Your task ▸
Copy the data below word for word, starting at its first line and stopping after the line that contains "axis-tick-marks [75, 127, 709, 529]".

++++ Provided records ++++

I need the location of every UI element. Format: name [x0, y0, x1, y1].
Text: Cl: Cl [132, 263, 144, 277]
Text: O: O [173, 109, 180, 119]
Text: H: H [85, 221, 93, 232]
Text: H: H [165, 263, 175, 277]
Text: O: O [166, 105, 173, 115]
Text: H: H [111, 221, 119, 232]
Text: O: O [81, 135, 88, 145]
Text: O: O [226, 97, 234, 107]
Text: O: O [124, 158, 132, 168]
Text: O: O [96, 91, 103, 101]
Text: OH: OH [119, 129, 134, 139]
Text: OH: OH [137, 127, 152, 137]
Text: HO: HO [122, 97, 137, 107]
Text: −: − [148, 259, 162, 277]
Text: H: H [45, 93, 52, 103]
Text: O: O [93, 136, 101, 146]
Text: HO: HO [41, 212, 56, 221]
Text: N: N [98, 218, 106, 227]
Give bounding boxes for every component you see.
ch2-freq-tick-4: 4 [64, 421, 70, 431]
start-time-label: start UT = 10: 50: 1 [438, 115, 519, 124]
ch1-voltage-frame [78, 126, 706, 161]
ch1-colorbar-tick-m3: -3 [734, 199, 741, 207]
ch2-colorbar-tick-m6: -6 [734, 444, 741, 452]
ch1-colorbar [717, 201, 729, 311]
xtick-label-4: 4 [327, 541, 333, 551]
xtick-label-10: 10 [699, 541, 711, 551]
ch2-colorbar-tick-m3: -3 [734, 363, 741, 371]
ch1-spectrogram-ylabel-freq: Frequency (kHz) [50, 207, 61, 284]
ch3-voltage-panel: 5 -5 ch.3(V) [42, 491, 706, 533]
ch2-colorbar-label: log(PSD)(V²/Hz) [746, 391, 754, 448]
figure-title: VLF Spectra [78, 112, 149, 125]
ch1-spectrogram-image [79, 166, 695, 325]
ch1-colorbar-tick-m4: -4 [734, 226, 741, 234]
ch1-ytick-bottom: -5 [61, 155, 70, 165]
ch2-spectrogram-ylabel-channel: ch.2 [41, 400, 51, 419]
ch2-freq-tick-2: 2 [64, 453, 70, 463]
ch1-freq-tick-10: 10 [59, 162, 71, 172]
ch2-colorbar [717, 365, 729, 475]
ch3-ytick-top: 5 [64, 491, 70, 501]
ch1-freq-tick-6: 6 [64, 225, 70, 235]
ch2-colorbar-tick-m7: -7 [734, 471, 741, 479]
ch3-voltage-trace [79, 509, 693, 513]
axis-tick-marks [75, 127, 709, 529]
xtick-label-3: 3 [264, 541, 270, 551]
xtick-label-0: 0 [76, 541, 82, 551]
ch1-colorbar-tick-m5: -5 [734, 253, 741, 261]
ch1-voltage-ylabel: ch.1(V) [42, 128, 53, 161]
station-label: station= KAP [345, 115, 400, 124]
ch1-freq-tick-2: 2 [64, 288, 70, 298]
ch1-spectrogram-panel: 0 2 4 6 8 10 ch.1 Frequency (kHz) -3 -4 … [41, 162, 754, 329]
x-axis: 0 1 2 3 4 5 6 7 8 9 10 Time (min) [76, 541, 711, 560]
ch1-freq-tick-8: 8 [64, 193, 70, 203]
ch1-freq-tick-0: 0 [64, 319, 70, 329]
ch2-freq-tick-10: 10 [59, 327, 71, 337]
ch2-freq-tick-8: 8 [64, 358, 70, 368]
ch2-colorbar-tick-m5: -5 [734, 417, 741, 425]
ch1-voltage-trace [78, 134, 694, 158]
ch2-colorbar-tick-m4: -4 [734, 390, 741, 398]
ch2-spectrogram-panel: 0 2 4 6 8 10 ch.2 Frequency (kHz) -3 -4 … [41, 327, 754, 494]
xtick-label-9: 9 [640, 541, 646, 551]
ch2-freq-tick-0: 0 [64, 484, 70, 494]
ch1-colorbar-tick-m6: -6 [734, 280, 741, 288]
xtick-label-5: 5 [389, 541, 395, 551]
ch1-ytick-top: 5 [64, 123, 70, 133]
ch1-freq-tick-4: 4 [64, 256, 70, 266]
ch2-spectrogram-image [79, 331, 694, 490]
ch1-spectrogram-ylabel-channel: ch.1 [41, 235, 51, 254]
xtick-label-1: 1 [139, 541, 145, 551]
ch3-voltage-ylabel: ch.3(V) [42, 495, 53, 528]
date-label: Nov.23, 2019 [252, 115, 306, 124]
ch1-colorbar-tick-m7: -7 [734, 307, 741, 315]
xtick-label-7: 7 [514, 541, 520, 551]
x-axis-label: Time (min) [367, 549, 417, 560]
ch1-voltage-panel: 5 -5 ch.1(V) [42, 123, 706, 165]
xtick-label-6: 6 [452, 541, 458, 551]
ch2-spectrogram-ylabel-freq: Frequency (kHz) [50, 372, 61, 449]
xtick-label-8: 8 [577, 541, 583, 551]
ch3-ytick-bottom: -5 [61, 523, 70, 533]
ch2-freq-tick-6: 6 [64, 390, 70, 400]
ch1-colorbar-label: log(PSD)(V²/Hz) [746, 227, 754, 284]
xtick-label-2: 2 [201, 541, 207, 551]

++++

Result for this task ▸
I need the location of every UI element. Format: name [x0, y0, x1, y1].
Text: Cl: Cl [132, 263, 144, 277]
Text: O: O [173, 109, 180, 119]
Text: H: H [85, 221, 93, 232]
Text: H: H [165, 263, 175, 277]
Text: O: O [166, 105, 173, 115]
Text: H: H [111, 221, 119, 232]
Text: O: O [81, 135, 88, 145]
Text: O: O [226, 97, 234, 107]
Text: O: O [124, 158, 132, 168]
Text: O: O [96, 91, 103, 101]
Text: OH: OH [119, 129, 134, 139]
Text: OH: OH [137, 127, 152, 137]
Text: HO: HO [122, 97, 137, 107]
Text: −: − [148, 259, 162, 277]
Text: H: H [45, 93, 52, 103]
Text: O: O [93, 136, 101, 146]
Text: HO: HO [41, 212, 56, 221]
Text: N: N [98, 218, 106, 227]
Give bounding boxes for every component you see.
ch2-freq-tick-4: 4 [64, 421, 70, 431]
start-time-label: start UT = 10: 50: 1 [438, 115, 519, 124]
ch1-voltage-frame [78, 126, 706, 161]
ch1-colorbar-tick-m3: -3 [734, 199, 741, 207]
ch2-colorbar-tick-m6: -6 [734, 444, 741, 452]
ch1-colorbar [717, 201, 729, 311]
xtick-label-4: 4 [327, 541, 333, 551]
xtick-label-10: 10 [699, 541, 711, 551]
ch2-colorbar-tick-m3: -3 [734, 363, 741, 371]
ch1-spectrogram-ylabel-freq: Frequency (kHz) [50, 207, 61, 284]
ch3-voltage-panel: 5 -5 ch.3(V) [42, 491, 706, 533]
ch2-colorbar-label: log(PSD)(V²/Hz) [746, 391, 754, 448]
figure-title: VLF Spectra [78, 112, 149, 125]
ch1-spectrogram-image [79, 166, 695, 325]
ch1-colorbar-tick-m4: -4 [734, 226, 741, 234]
ch1-ytick-bottom: -5 [61, 155, 70, 165]
ch2-spectrogram-ylabel-channel: ch.2 [41, 400, 51, 419]
ch2-freq-tick-2: 2 [64, 453, 70, 463]
ch1-freq-tick-10: 10 [59, 162, 71, 172]
ch2-colorbar [717, 365, 729, 475]
ch3-ytick-top: 5 [64, 491, 70, 501]
ch1-freq-tick-6: 6 [64, 225, 70, 235]
ch2-colorbar-tick-m7: -7 [734, 471, 741, 479]
ch3-voltage-trace [79, 509, 693, 513]
axis-tick-marks [75, 127, 709, 529]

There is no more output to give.